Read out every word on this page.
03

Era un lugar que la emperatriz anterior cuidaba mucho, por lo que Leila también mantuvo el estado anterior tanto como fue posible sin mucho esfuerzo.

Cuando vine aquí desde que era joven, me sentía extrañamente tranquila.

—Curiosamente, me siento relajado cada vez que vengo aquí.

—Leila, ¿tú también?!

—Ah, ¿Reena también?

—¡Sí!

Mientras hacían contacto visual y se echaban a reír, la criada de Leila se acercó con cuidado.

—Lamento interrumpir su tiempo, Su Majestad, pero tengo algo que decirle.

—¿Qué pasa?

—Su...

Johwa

•••••

Instructions to follow >>
Write every line of the material above again, exactly.

Exercise output >>
Read out every word on this page.
03

Era un lugar que la emperatriz anterior cuidaba mucho, por lo que Leila también mantuvo el estado anterior tanto como fue posible sin mucho esfuerzo.

Cuando vine aquí desde que era joven, me sentía extrañamente tranquila.

—Curiosamente, me siento relajado cada vez que vengo aquí.

—Leila, ¿tú también?!

—Ah, ¿Reena también?

—¡Sí!

Mientras hacían contacto visual y se echaban a reír, la criada de Leila se acercó con cuidado.

—Lamento interrumpir su tiempo, Su Majestad, pero tengo algo que decirle.

—¿Qué pasa?

—Su...

Johwa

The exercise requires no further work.